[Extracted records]

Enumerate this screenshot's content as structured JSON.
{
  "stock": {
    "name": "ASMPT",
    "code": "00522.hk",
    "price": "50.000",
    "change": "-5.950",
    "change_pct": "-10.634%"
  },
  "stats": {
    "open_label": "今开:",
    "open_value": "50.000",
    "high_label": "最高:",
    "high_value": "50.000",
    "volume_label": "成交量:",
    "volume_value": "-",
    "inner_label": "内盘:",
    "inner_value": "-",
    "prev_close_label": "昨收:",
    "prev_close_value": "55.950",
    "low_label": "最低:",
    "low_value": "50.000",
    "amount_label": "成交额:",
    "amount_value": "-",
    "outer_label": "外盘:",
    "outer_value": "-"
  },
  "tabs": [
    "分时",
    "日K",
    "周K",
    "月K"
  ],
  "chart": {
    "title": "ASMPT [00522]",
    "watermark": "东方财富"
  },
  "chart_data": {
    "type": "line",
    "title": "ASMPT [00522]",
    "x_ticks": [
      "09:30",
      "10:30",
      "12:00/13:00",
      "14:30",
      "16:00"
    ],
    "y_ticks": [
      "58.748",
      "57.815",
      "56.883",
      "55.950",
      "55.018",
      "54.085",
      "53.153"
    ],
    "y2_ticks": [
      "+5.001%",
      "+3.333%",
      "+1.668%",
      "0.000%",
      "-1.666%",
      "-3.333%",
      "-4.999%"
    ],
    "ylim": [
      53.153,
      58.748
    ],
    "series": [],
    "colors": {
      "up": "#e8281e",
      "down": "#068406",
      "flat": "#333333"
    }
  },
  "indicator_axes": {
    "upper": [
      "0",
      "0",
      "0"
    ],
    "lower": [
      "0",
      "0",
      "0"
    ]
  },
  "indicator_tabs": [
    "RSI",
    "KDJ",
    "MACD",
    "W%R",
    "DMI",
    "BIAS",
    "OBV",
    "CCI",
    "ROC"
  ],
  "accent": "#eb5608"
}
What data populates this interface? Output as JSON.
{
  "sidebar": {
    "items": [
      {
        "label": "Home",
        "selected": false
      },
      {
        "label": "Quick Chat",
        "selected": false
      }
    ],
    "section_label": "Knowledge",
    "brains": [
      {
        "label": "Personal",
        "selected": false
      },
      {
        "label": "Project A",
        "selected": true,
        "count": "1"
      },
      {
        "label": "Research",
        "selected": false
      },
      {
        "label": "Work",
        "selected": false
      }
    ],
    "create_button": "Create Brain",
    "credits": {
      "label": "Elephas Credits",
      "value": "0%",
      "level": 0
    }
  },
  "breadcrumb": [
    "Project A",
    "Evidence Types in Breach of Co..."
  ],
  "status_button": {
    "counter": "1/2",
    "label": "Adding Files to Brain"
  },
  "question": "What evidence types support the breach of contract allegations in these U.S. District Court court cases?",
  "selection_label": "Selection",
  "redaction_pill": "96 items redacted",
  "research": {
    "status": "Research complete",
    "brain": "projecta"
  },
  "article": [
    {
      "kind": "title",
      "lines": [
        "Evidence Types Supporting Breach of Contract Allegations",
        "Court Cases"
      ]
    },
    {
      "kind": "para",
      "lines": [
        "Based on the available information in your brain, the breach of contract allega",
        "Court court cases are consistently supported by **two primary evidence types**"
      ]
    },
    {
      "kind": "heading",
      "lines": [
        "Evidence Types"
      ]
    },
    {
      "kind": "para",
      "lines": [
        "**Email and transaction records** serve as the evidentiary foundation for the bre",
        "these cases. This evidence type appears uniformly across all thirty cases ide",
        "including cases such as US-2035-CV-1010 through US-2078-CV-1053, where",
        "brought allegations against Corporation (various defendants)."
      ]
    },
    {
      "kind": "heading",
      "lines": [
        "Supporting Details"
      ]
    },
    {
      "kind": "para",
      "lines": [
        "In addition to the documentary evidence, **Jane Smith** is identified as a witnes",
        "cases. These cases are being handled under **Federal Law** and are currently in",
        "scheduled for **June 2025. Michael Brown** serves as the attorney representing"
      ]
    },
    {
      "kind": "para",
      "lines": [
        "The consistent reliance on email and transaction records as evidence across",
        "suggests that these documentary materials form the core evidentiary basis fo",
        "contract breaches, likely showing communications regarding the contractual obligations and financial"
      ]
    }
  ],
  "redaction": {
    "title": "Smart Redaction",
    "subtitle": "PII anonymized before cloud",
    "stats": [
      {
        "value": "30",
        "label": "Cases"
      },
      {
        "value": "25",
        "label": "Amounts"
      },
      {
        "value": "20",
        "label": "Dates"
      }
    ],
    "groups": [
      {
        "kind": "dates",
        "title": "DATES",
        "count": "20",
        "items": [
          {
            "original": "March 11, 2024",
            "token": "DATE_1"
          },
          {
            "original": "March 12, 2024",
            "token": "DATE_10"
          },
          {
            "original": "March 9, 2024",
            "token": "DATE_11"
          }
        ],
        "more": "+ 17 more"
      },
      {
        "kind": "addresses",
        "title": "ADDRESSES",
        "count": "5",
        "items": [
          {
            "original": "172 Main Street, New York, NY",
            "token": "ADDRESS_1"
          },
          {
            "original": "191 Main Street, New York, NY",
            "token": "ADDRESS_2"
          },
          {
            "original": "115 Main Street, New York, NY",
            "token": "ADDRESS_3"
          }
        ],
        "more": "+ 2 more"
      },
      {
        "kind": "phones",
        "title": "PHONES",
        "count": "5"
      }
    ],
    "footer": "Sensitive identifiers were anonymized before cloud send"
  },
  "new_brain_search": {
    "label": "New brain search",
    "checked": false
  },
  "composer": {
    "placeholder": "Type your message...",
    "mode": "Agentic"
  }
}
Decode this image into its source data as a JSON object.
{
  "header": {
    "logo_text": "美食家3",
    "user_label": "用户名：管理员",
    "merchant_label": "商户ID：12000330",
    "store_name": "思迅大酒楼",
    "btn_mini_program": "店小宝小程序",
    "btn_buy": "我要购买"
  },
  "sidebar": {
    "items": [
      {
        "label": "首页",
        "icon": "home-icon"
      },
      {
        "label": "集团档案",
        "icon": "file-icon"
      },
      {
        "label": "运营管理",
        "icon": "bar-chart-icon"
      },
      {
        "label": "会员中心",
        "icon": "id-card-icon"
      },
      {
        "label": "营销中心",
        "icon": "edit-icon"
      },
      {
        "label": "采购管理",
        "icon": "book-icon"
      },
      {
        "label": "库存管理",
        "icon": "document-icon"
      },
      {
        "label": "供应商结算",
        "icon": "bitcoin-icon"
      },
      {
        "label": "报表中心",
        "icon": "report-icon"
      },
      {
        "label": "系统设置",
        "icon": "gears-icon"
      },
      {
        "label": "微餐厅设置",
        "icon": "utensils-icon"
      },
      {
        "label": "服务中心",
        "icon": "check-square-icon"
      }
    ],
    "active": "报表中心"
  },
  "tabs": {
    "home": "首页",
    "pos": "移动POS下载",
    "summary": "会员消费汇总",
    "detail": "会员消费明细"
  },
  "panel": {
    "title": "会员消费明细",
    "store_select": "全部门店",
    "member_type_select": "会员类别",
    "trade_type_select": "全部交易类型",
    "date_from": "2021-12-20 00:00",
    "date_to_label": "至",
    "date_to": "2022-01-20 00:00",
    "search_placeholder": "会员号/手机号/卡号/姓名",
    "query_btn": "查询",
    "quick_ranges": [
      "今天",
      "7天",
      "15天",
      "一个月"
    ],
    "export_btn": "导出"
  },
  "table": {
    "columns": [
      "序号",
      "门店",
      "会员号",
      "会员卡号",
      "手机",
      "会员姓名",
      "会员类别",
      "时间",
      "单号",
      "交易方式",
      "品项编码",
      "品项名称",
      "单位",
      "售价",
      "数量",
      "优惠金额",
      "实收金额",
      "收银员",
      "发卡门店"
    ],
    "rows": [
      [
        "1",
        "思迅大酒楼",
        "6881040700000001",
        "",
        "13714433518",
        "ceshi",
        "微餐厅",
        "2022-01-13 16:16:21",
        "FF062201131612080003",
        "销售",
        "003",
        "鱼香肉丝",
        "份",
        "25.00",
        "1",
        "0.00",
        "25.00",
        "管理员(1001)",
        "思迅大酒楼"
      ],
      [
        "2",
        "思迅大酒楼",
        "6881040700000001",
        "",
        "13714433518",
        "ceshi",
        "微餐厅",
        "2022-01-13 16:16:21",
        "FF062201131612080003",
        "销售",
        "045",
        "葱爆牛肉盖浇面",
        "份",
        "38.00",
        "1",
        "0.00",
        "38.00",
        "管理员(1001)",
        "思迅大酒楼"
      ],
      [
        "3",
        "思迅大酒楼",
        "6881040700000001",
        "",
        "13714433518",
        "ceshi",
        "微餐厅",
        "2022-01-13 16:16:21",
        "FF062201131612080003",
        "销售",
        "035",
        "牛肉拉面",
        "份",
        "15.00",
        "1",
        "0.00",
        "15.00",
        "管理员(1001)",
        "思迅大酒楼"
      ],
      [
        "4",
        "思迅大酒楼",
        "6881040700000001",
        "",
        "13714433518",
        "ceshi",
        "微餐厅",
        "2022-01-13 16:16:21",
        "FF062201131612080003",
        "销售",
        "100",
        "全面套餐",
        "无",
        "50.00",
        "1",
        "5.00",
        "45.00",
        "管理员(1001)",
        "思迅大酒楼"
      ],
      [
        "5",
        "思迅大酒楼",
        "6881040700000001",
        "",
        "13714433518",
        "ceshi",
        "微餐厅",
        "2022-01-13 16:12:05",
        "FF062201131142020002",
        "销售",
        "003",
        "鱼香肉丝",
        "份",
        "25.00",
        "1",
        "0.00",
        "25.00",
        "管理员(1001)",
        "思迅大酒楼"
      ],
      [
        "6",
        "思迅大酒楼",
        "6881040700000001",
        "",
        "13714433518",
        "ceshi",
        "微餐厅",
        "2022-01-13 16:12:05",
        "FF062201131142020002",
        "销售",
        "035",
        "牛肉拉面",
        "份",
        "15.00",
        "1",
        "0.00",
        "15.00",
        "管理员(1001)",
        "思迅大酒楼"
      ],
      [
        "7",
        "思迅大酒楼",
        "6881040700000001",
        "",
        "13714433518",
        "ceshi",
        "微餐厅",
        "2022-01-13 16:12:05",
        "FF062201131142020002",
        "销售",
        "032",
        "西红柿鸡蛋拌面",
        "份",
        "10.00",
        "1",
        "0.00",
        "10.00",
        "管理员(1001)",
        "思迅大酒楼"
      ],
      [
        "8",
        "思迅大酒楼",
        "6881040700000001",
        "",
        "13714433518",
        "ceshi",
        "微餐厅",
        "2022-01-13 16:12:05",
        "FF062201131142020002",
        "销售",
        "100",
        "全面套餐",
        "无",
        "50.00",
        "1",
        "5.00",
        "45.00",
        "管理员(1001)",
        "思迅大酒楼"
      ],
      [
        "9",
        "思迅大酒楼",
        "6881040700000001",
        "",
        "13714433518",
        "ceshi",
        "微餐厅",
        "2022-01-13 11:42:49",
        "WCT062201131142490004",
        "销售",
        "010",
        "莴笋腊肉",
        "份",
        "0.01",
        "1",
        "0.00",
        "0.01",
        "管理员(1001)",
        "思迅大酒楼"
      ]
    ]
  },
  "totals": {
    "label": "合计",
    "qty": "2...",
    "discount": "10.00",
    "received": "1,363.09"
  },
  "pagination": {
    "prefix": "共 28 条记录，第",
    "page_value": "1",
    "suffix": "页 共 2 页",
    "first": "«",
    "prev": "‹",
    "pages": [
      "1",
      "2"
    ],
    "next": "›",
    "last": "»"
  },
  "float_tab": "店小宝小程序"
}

- [WHAT TO WORK ON]
Give the number of lines in the records that contain the string "evidentiary", and nothing besides.

- [EXPECTED ANSWER]
2